_Task statement:_
Set down the whole listing verbatim.

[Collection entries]
┌──
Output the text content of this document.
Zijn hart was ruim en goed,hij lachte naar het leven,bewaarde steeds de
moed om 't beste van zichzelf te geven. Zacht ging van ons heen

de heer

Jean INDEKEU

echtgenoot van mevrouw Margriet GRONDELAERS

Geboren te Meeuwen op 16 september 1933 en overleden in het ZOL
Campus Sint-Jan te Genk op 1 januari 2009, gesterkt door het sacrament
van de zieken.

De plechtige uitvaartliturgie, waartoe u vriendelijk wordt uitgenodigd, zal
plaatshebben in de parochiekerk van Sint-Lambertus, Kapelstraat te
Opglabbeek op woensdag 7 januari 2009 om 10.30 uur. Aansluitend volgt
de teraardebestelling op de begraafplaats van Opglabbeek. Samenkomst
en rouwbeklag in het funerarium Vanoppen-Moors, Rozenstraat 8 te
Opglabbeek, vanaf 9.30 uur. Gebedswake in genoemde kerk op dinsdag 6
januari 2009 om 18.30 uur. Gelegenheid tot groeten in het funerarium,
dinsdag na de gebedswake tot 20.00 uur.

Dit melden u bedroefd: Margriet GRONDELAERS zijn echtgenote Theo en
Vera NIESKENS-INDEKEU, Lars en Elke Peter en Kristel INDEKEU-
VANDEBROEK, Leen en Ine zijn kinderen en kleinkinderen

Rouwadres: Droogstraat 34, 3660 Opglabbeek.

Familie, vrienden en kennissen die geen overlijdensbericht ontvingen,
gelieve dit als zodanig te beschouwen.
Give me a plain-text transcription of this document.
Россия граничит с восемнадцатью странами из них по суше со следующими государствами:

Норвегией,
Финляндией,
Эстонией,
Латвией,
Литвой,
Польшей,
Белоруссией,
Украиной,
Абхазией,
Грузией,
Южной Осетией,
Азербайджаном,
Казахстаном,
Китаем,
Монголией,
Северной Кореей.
└──
_Response to this exercise:_
Output the text content of this document.
Zijn hart was ruim en goed,hij lachte naar het leven,bewaarde steeds de
moed om 't beste van zichzelf te geven. Zacht ging van ons heen

de heer

Jean INDEKEU

echtgenoot van mevrouw Margriet GRONDELAERS

Geboren te Meeuwen op 16 september 1933 en overleden in het ZOL
Campus Sint-Jan te Genk op 1 januari 2009, gesterkt door het sacrament
van de zieken.

De plechtige uitvaartliturgie, waartoe u vriendelijk wordt uitgenodigd, zal
plaatshebben in de parochiekerk van Sint-Lambertus, Kapelstraat te
Opglabbeek op woensdag 7 januari 2009 om 10.30 uur. Aansluitend volgt
de teraardebestelling op de begraafplaats van Opglabbeek. Samenkomst
en rouwbeklag in het funerarium Vanoppen-Moors, Rozenstraat 8 te
Opglabbeek, vanaf 9.30 uur. Gebedswake in genoemde kerk op dinsdag 6
januari 2009 om 18.30 uur. Gelegenheid tot groeten in het funerarium,
dinsdag na de gebedswake tot 20.00 uur.

Dit melden u bedroefd: Margriet GRONDELAERS zijn echtgenote Theo en
Vera NIESKENS-INDEKEU, Lars en Elke Peter en Kristel INDEKEU-
VANDEBROEK, Leen en Ine zijn kinderen en kleinkinderen

Rouwadres: Droogstraat 34, 3660 Opglabbeek.

Familie, vrienden en kennissen die geen overlijdensbericht ontvingen,
gelieve dit als zodanig te beschouwen.
Give me a plain-text transcription of this document.
Россия граничит с восемнадцатью странами из них по суше со следующими государствами:

Норвегией,
Финляндией,
Эстонией,
Латвией,
Литвой,
Польшей,
Белоруссией,
Украиной,
Абхазией,
Грузией,
Южной Осетией,
Азербайджаном,
Казахстаном,
Китаем,
Монголией,
Северной Кореей.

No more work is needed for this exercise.